Materials and Methods

Sample Collection

Fresh fecal samples were collected from eight healthy adult Baer's pochards (group C; marked as C1–C8) and eight diarrheal adult Baer's pochards (group D; marked as D1–D8) from the National wetland park (Shangqiu, China). The samples in each group were collected immediately after Baer's pochard defecation to avoid contamination by environmental microorganisms. For further examination, the feces were put in sterile tubes, snap frozen, and stored at −80°C.

Internal Transcribed Spacer Amplification and Sequencing

The feces were processed as previously described (11). The fungal genomic DNA of fecal samples was extracted using Rapid Fungi Genomic DNA Isolation Kit (Sangon Biotech, Shanghai, China) according to the instructions of the manufacturer. The DNA sample was purified and quantified by 0.8% agarose gel electrophoresis and was diluted with sterile water to 1 ng/μl. Using the diluted genome DNA as the template, PCR amplification was performed using fungal ITS gene primers (ITS1F: 5′-CTTGGTCATTTAGAGGAAGTAA-3′ and ITS2R: 5′-GCTGCGTTCTTCATCG ATGC-3′), and Phusion High-Fidelity PCR Master Mix with GC Buffer (Thermo Fisher Scientific, Waltham, USA). The PCR products were analyzed using 2% agarose gel electrophoresis, and the equivalent PCR products were mixed according to the concentration. The sequencing library was prepared by Illumina TruSeq Nano DNA LT Library Prep Kit and then underwent quality inspection and quantitative analysis. The qualified library with concentrations above 2 nmol/L and single peak were combined and performed 2 × 250-bp paired-end sequencing on Illumina HiSeq 2500 platform (Illumina, CA, USA).

Bioinformatics and Statistical Analysis

To ensure the accuracy of the obtained sequences, raw reads were first filtered by Trimmomatic v0.33 software (24), and then the Cutadapt 1.9.1 software (25) was used to obtain high-quality reads without the primer sequence. Subsequently, the above high-quality reads were spliced through the FLASH v1.2.7 software (26) to obtain the clean reads. Finally, the UCHIME v4.2 software (27) was used to identify and remove the chimera sequence in clean reads to obtain effective reads. The effective reads were clustered into operational taxonomic unit (OTU) using VSEARCH algorithm (1.9.6) (28) according to the UNITE ITS database at 97% sequence similarity. The characteristic sequences are taxonomically annotated using a naive Bayesian classifier. Abundance tables at different classification levels were generated using QIIME 2 software (29). Community structure maps at each taxonomic level of the sample were drawn using the R v3.0.3 software (30). Rarefaction curves and rank abundance curves evaluating the sequencing depth and the species richness and evenness contained in the samples were calculated by the R v3.0.3 software. The α and β diversity indexes were calculated using QIIME 2 software. PCoA (31) were illustrated using R v3.0.3 software to characterize the fungal diversity among samples. Line discriminant analysis (LDA) effect size (LEfSe) (32) was used to find biomarkers with statistical differences between groups. T-testing of species abundance data between groups was performed using the Metastats software (33), and species with significant differences were screened based on p-values. A p-value < 0.05 was considered statistically significant.

[SOURCE MATERIAL]:
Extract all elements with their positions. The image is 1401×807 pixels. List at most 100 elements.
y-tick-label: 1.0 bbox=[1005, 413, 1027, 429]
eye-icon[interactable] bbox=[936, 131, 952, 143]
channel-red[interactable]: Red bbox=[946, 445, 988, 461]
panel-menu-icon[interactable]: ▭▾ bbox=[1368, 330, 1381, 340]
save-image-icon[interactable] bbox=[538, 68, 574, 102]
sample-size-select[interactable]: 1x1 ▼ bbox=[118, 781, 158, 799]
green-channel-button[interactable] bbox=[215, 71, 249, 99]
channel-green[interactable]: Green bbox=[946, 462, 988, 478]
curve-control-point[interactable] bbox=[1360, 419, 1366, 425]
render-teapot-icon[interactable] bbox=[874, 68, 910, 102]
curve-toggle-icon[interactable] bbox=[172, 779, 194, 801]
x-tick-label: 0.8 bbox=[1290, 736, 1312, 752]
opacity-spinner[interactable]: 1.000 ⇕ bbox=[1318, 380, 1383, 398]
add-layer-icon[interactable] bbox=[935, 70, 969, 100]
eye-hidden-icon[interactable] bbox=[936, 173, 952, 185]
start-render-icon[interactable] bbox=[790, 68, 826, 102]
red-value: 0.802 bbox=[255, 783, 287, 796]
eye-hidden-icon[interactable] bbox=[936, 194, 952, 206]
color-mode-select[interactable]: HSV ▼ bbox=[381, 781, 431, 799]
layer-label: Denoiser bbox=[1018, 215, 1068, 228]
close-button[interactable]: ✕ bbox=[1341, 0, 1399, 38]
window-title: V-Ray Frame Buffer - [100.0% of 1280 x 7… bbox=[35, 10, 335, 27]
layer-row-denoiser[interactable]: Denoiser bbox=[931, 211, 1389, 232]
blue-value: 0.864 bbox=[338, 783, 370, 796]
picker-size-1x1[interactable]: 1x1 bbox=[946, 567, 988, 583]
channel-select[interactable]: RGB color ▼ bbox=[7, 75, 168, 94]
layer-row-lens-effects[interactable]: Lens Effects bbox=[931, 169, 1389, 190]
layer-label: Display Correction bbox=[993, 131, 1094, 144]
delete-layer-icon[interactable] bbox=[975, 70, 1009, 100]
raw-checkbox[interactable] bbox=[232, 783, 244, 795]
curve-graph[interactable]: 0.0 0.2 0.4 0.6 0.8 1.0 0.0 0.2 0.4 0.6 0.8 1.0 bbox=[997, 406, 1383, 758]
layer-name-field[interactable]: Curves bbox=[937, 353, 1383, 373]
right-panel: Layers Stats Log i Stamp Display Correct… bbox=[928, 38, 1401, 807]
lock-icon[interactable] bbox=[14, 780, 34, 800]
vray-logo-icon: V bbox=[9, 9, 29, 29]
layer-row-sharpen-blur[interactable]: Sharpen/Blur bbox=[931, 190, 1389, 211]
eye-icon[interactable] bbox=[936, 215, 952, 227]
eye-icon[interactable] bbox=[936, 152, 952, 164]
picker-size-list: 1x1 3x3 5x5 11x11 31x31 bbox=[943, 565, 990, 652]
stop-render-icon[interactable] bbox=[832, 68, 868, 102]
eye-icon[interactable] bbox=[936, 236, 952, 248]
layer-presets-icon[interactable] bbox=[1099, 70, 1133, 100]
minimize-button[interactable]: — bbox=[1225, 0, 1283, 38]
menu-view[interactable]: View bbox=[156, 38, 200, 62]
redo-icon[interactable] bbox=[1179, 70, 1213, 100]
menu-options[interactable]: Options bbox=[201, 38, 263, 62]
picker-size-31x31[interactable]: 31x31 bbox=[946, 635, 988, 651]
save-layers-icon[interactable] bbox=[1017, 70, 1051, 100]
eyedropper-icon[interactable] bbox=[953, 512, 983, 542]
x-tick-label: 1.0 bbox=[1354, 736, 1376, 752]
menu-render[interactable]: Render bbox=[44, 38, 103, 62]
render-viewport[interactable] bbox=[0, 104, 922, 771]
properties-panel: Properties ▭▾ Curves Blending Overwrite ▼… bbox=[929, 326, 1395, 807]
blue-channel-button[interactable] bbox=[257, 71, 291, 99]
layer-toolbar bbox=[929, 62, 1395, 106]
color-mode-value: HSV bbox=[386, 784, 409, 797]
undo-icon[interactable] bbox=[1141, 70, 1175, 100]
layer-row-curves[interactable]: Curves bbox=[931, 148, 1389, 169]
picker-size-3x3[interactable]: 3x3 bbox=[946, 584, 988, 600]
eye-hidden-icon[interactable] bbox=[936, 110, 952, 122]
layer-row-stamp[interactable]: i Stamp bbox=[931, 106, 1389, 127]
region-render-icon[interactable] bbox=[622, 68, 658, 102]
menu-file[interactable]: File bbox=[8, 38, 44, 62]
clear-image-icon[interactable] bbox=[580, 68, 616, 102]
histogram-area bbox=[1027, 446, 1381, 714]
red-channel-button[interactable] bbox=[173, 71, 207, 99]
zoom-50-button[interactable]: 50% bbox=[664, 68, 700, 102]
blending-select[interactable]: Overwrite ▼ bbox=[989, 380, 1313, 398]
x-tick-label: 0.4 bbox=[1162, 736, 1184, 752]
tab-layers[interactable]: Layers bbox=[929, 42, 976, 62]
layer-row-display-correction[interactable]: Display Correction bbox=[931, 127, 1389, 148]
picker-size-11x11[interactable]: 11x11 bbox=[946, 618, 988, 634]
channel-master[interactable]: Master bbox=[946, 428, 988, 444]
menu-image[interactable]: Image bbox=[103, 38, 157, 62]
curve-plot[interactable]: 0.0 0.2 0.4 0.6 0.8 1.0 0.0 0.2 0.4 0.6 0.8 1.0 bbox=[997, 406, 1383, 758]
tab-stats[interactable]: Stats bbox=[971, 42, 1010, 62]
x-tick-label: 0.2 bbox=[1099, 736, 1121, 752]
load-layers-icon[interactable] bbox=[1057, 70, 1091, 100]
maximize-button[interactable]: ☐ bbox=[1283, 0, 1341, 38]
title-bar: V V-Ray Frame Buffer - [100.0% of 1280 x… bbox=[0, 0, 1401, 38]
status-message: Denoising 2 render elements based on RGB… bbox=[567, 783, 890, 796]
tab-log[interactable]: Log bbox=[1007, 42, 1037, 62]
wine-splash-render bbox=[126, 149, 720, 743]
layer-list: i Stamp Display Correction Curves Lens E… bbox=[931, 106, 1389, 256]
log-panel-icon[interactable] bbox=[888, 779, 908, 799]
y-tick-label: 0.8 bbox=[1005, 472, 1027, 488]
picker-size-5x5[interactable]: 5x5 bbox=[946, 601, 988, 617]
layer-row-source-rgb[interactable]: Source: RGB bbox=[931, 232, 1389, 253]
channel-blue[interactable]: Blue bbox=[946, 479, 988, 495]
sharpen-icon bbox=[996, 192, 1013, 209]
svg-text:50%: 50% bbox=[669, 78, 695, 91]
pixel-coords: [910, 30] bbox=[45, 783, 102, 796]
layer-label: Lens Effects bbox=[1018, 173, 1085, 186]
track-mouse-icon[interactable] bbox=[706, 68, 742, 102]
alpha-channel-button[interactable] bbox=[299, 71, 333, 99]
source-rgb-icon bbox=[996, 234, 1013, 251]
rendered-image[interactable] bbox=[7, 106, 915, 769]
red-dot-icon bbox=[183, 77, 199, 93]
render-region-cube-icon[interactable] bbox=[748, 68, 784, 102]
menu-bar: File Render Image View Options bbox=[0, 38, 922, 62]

[PROMPT A]: In the methods section above, translate this sentence into Spanish: "For further examination, the feces were put in sterile tubes, snap frozen, and stored at −80°C."
[PROMPT B]: According to the methods section above, at what sequence similarity were the effective reads clustered into operational taxonomic units?
[PROMPT C]: List every program that the methods section above explicitly calls "software," with any version number given.

[EXERCISE SOLUTION A]: Para un examen posterior, las heces se colocaron en tubos estériles, se congelaron instantáneamente y se almacenaron a −80 °C.

[EXERCISE SOLUTION B]: At 97% sequence similarity.

[EXERCISE SOLUTION C]:
- Trimmomatic v0.33
- Cutadapt 1.9.1
- FLASH v1.2.7
- UCHIME v4.2
- QIIME 2
- R v3.0.3
- Metastats